§ Task directions:
Print all of the data exactly as written.

(Stored items from a collection)
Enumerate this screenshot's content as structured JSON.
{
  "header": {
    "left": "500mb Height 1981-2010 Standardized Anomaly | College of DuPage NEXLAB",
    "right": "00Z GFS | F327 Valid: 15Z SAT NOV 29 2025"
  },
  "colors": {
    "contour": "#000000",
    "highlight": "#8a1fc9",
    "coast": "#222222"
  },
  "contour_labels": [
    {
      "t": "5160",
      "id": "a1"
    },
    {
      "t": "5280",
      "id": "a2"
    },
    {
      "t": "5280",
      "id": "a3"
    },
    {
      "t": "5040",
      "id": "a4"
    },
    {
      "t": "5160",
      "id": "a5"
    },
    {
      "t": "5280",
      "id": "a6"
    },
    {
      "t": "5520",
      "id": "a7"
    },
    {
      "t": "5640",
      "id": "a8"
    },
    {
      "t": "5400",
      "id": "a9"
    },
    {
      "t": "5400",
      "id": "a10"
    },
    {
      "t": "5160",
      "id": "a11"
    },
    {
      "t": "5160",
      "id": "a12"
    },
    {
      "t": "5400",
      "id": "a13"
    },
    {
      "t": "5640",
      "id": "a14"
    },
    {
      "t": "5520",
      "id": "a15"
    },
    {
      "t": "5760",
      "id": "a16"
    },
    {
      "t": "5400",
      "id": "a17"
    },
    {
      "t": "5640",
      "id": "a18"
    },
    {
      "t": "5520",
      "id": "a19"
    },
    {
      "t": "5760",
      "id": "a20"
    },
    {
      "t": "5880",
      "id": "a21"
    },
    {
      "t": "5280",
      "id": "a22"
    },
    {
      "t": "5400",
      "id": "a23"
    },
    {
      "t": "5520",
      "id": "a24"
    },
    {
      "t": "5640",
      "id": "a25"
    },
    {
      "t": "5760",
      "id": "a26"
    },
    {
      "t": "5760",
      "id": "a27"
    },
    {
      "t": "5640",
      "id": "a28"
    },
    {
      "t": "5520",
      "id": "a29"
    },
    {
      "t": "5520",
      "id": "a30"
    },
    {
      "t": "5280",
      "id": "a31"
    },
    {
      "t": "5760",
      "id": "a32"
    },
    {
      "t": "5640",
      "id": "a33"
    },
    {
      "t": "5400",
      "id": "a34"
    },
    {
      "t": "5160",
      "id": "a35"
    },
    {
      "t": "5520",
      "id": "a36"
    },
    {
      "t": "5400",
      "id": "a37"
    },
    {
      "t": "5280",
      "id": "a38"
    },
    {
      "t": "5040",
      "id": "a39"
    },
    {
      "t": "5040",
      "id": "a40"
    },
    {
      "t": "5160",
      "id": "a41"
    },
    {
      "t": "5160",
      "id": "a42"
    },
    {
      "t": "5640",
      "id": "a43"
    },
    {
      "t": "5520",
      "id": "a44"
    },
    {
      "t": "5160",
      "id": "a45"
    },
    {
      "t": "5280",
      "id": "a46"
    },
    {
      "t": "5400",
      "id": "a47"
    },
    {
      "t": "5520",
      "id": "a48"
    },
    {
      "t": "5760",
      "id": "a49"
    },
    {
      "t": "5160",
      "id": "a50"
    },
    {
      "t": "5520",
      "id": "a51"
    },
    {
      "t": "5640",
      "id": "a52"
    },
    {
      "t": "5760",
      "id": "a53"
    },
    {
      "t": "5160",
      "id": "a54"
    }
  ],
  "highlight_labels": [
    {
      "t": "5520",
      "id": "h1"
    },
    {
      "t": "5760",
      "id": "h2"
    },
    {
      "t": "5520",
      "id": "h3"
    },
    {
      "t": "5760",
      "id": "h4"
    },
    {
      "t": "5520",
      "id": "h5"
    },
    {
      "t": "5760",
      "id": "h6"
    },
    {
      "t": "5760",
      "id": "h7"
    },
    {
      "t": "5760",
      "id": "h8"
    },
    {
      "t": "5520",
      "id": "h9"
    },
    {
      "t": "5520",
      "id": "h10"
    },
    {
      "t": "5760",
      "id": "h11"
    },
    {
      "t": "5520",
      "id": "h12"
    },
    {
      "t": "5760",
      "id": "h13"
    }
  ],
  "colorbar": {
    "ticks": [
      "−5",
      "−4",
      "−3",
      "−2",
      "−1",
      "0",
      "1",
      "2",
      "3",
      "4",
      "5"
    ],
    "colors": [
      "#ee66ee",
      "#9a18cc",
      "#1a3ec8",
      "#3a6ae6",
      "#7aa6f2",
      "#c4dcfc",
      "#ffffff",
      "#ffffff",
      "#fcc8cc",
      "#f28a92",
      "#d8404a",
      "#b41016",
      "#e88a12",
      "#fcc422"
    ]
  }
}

§ Written solution:
Enumerate this screenshot's content as structured JSON.
{
  "header": {
    "left": "500mb Height 1981-2010 Standardized Anomaly | College of DuPage NEXLAB",
    "right": "00Z GFS | F327 Valid: 15Z SAT NOV 29 2025"
  },
  "colors": {
    "contour": "#000000",
    "highlight": "#8a1fc9",
    "coast": "#222222"
  },
  "contour_labels": [
    {
      "t": "5160",
      "id": "a1"
    },
    {
      "t": "5280",
      "id": "a2"
    },
    {
      "t": "5280",
      "id": "a3"
    },
    {
      "t": "5040",
      "id": "a4"
    },
    {
      "t": "5160",
      "id": "a5"
    },
    {
      "t": "5280",
      "id": "a6"
    },
    {
      "t": "5520",
      "id": "a7"
    },
    {
      "t": "5640",
      "id": "a8"
    },
    {
      "t": "5400",
      "id": "a9"
    },
    {
      "t": "5400",
      "id": "a10"
    },
    {
      "t": "5160",
      "id": "a11"
    },
    {
      "t": "5160",
      "id": "a12"
    },
    {
      "t": "5400",
      "id": "a13"
    },
    {
      "t": "5640",
      "id": "a14"
    },
    {
      "t": "5520",
      "id": "a15"
    },
    {
      "t": "5760",
      "id": "a16"
    },
    {
      "t": "5400",
      "id": "a17"
    },
    {
      "t": "5640",
      "id": "a18"
    },
    {
      "t": "5520",
      "id": "a19"
    },
    {
      "t": "5760",
      "id": "a20"
    },
    {
      "t": "5880",
      "id": "a21"
    },
    {
      "t": "5280",
      "id": "a22"
    },
    {
      "t": "5400",
      "id": "a23"
    },
    {
      "t": "5520",
      "id": "a24"
    },
    {
      "t": "5640",
      "id": "a25"
    },
    {
      "t": "5760",
      "id": "a26"
    },
    {
      "t": "5760",
      "id": "a27"
    },
    {
      "t": "5640",
      "id": "a28"
    },
    {
      "t": "5520",
      "id": "a29"
    },
    {
      "t": "5520",
      "id": "a30"
    },
    {
      "t": "5280",
      "id": "a31"
    },
    {
      "t": "5760",
      "id": "a32"
    },
    {
      "t": "5640",
      "id": "a33"
    },
    {
      "t": "5400",
      "id": "a34"
    },
    {
      "t": "5160",
      "id": "a35"
    },
    {
      "t": "5520",
      "id": "a36"
    },
    {
      "t": "5400",
      "id": "a37"
    },
    {
      "t": "5280",
      "id": "a38"
    },
    {
      "t": "5040",
      "id": "a39"
    },
    {
      "t": "5040",
      "id": "a40"
    },
    {
      "t": "5160",
      "id": "a41"
    },
    {
      "t": "5160",
      "id": "a42"
    },
    {
      "t": "5640",
      "id": "a43"
    },
    {
      "t": "5520",
      "id": "a44"
    },
    {
      "t": "5160",
      "id": "a45"
    },
    {
      "t": "5280",
      "id": "a46"
    },
    {
      "t": "5400",
      "id": "a47"
    },
    {
      "t": "5520",
      "id": "a48"
    },
    {
      "t": "5760",
      "id": "a49"
    },
    {
      "t": "5160",
      "id": "a50"
    },
    {
      "t": "5520",
      "id": "a51"
    },
    {
      "t": "5640",
      "id": "a52"
    },
    {
      "t": "5760",
      "id": "a53"
    },
    {
      "t": "5160",
      "id": "a54"
    }
  ],
  "highlight_labels": [
    {
      "t": "5520",
      "id": "h1"
    },
    {
      "t": "5760",
      "id": "h2"
    },
    {
      "t": "5520",
      "id": "h3"
    },
    {
      "t": "5760",
      "id": "h4"
    },
    {
      "t": "5520",
      "id": "h5"
    },
    {
      "t": "5760",
      "id": "h6"
    },
    {
      "t": "5760",
      "id": "h7"
    },
    {
      "t": "5760",
      "id": "h8"
    },
    {
      "t": "5520",
      "id": "h9"
    },
    {
      "t": "5520",
      "id": "h10"
    },
    {
      "t": "5760",
      "id": "h11"
    },
    {
      "t": "5520",
      "id": "h12"
    },
    {
      "t": "5760",
      "id": "h13"
    }
  ],
  "colorbar": {
    "ticks": [
      "−5",
      "−4",
      "−3",
      "−2",
      "−1",
      "0",
      "1",
      "2",
      "3",
      "4",
      "5"
    ],
    "colors": [
      "#ee66ee",
      "#9a18cc",
      "#1a3ec8",
      "#3a6ae6",
      "#7aa6f2",
      "#c4dcfc",
      "#ffffff",
      "#ffffff",
      "#fcc8cc",
      "#f28a92",
      "#d8404a",
      "#b41016",
      "#e88a12",
      "#fcc422"
    ]
  }
}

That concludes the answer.